• [Task inputs]
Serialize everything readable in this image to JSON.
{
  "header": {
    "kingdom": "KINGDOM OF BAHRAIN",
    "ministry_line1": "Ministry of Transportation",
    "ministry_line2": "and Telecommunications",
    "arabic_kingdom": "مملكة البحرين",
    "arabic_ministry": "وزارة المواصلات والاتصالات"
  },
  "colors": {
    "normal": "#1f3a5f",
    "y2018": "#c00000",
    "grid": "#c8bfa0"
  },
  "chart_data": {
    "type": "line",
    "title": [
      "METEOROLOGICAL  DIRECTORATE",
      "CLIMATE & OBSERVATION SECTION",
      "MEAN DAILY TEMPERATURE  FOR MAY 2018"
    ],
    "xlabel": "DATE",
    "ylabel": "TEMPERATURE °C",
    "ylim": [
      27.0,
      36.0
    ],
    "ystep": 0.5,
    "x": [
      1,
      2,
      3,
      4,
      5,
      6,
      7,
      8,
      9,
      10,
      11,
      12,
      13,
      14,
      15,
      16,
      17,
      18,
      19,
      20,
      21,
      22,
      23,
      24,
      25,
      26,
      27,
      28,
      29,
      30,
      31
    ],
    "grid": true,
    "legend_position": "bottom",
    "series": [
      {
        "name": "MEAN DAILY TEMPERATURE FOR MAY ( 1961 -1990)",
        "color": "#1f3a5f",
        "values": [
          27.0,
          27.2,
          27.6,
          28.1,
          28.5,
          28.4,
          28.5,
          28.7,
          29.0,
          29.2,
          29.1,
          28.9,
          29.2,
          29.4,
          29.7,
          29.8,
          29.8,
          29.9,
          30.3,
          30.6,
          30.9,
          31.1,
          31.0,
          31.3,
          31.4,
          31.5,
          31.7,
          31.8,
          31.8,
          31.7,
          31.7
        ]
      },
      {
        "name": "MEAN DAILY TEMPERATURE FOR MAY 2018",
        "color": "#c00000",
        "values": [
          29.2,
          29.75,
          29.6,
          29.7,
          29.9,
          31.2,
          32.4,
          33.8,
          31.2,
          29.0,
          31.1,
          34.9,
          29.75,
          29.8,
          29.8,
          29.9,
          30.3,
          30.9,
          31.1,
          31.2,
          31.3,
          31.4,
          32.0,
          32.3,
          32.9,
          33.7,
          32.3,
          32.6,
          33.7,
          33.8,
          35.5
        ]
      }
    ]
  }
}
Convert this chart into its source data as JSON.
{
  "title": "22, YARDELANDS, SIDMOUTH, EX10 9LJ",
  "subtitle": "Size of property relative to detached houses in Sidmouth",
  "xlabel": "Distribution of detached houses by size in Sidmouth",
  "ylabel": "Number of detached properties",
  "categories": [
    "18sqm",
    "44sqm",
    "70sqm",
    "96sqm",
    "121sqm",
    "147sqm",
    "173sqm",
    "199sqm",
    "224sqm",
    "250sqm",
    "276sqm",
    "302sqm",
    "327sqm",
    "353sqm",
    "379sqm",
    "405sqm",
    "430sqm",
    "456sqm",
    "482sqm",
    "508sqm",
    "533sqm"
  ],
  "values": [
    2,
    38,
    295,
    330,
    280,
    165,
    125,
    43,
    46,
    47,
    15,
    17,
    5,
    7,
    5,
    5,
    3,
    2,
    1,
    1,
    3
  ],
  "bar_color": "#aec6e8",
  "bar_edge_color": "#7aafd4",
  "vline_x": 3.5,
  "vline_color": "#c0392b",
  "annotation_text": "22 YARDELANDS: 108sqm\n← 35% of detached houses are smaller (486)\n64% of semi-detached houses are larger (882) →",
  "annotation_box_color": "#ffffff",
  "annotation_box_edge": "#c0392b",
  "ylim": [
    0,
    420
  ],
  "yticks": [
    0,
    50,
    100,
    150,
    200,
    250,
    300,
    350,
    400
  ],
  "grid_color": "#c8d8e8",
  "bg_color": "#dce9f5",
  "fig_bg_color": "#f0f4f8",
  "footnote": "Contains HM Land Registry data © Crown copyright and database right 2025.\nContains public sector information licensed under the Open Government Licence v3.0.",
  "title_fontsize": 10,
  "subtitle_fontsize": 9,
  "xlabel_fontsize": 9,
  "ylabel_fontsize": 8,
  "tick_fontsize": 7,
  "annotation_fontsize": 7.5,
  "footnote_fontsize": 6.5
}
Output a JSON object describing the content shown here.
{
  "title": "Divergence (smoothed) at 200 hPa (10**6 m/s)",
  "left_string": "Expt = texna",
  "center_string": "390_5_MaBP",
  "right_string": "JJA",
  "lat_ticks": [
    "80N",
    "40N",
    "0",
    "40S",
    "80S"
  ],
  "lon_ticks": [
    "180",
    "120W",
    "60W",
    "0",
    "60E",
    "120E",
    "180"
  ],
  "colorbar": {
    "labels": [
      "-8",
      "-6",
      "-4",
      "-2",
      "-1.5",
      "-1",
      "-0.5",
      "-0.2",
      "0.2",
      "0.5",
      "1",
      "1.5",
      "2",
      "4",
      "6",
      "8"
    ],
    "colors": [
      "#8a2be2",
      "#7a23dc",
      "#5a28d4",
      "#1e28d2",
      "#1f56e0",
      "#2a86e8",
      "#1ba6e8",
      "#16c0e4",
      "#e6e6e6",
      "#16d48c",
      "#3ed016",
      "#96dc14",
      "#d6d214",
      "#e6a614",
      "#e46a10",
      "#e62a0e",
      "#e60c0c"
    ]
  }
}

• [Problem to solve]
Repeat each of the entries above precisely as given.

• [Written response]
Serialize everything readable in this image to JSON.
{
  "header": {
    "kingdom": "KINGDOM OF BAHRAIN",
    "ministry_line1": "Ministry of Transportation",
    "ministry_line2": "and Telecommunications",
    "arabic_kingdom": "مملكة البحرين",
    "arabic_ministry": "وزارة المواصلات والاتصالات"
  },
  "colors": {
    "normal": "#1f3a5f",
    "y2018": "#c00000",
    "grid": "#c8bfa0"
  },
  "chart_data": {
    "type": "line",
    "title": [
      "METEOROLOGICAL  DIRECTORATE",
      "CLIMATE & OBSERVATION SECTION",
      "MEAN DAILY TEMPERATURE  FOR MAY 2018"
    ],
    "xlabel": "DATE",
    "ylabel": "TEMPERATURE °C",
    "ylim": [
      27.0,
      36.0
    ],
    "ystep": 0.5,
    "x": [
      1,
      2,
      3,
      4,
      5,
      6,
      7,
      8,
      9,
      10,
      11,
      12,
      13,
      14,
      15,
      16,
      17,
      18,
      19,
      20,
      21,
      22,
      23,
      24,
      25,
      26,
      27,
      28,
      29,
      30,
      31
    ],
    "grid": true,
    "legend_position": "bottom",
    "series": [
      {
        "name": "MEAN DAILY TEMPERATURE FOR MAY ( 1961 -1990)",
        "color": "#1f3a5f",
        "values": [
          27.0,
          27.2,
          27.6,
          28.1,
          28.5,
          28.4,
          28.5,
          28.7,
          29.0,
          29.2,
          29.1,
          28.9,
          29.2,
          29.4,
          29.7,
          29.8,
          29.8,
          29.9,
          30.3,
          30.6,
          30.9,
          31.1,
          31.0,
          31.3,
          31.4,
          31.5,
          31.7,
          31.8,
          31.8,
          31.7,
          31.7
        ]
      },
      {
        "name": "MEAN DAILY TEMPERATURE FOR MAY 2018",
        "color": "#c00000",
        "values": [
          29.2,
          29.75,
          29.6,
          29.7,
          29.9,
          31.2,
          32.4,
          33.8,
          31.2,
          29.0,
          31.1,
          34.9,
          29.75,
          29.8,
          29.8,
          29.9,
          30.3,
          30.9,
          31.1,
          31.2,
          31.3,
          31.4,
          32.0,
          32.3,
          32.9,
          33.7,
          32.3,
          32.6,
          33.7,
          33.8,
          35.5
        ]
      }
    ]
  }
}
Convert this chart into its source data as JSON.
{
  "title": "22, YARDELANDS, SIDMOUTH, EX10 9LJ",
  "subtitle": "Size of property relative to detached houses in Sidmouth",
  "xlabel": "Distribution of detached houses by size in Sidmouth",
  "ylabel": "Number of detached properties",
  "categories": [
    "18sqm",
    "44sqm",
    "70sqm",
    "96sqm",
    "121sqm",
    "147sqm",
    "173sqm",
    "199sqm",
    "224sqm",
    "250sqm",
    "276sqm",
    "302sqm",
    "327sqm",
    "353sqm",
    "379sqm",
    "405sqm",
    "430sqm",
    "456sqm",
    "482sqm",
    "508sqm",
    "533sqm"
  ],
  "values": [
    2,
    38,
    295,
    330,
    280,
    165,
    125,
    43,
    46,
    47,
    15,
    17,
    5,
    7,
    5,
    5,
    3,
    2,
    1,
    1,
    3
  ],
  "bar_color": "#aec6e8",
  "bar_edge_color": "#7aafd4",
  "vline_x": 3.5,
  "vline_color": "#c0392b",
  "annotation_text": "22 YARDELANDS: 108sqm\n← 35% of detached houses are smaller (486)\n64% of semi-detached houses are larger (882) →",
  "annotation_box_color": "#ffffff",
  "annotation_box_edge": "#c0392b",
  "ylim": [
    0,
    420
  ],
  "yticks": [
    0,
    50,
    100,
    150,
    200,
    250,
    300,
    350,
    400
  ],
  "grid_color": "#c8d8e8",
  "bg_color": "#dce9f5",
  "fig_bg_color": "#f0f4f8",
  "footnote": "Contains HM Land Registry data © Crown copyright and database right 2025.\nContains public sector information licensed under the Open Government Licence v3.0.",
  "title_fontsize": 10,
  "subtitle_fontsize": 9,
  "xlabel_fontsize": 9,
  "ylabel_fontsize": 8,
  "tick_fontsize": 7,
  "annotation_fontsize": 7.5,
  "footnote_fontsize": 6.5
}
Output a JSON object describing the content shown here.
{
  "title": "Divergence (smoothed) at 200 hPa (10**6 m/s)",
  "left_string": "Expt = texna",
  "center_string": "390_5_MaBP",
  "right_string": "JJA",
  "lat_ticks": [
    "80N",
    "40N",
    "0",
    "40S",
    "80S"
  ],
  "lon_ticks": [
    "180",
    "120W",
    "60W",
    "0",
    "60E",
    "120E",
    "180"
  ],
  "colorbar": {
    "labels": [
      "-8",
      "-6",
      "-4",
      "-2",
      "-1.5",
      "-1",
      "-0.5",
      "-0.2",
      "0.2",
      "0.5",
      "1",
      "1.5",
      "2",
      "4",
      "6",
      "8"
    ],
    "colors": [
      "#8a2be2",
      "#7a23dc",
      "#5a28d4",
      "#1e28d2",
      "#1f56e0",
      "#2a86e8",
      "#1ba6e8",
      "#16c0e4",
      "#e6e6e6",
      "#16d48c",
      "#3ed016",
      "#96dc14",
      "#d6d214",
      "#e6a614",
      "#e46a10",
      "#e62a0e",
      "#e60c0c"
    ]
  }
}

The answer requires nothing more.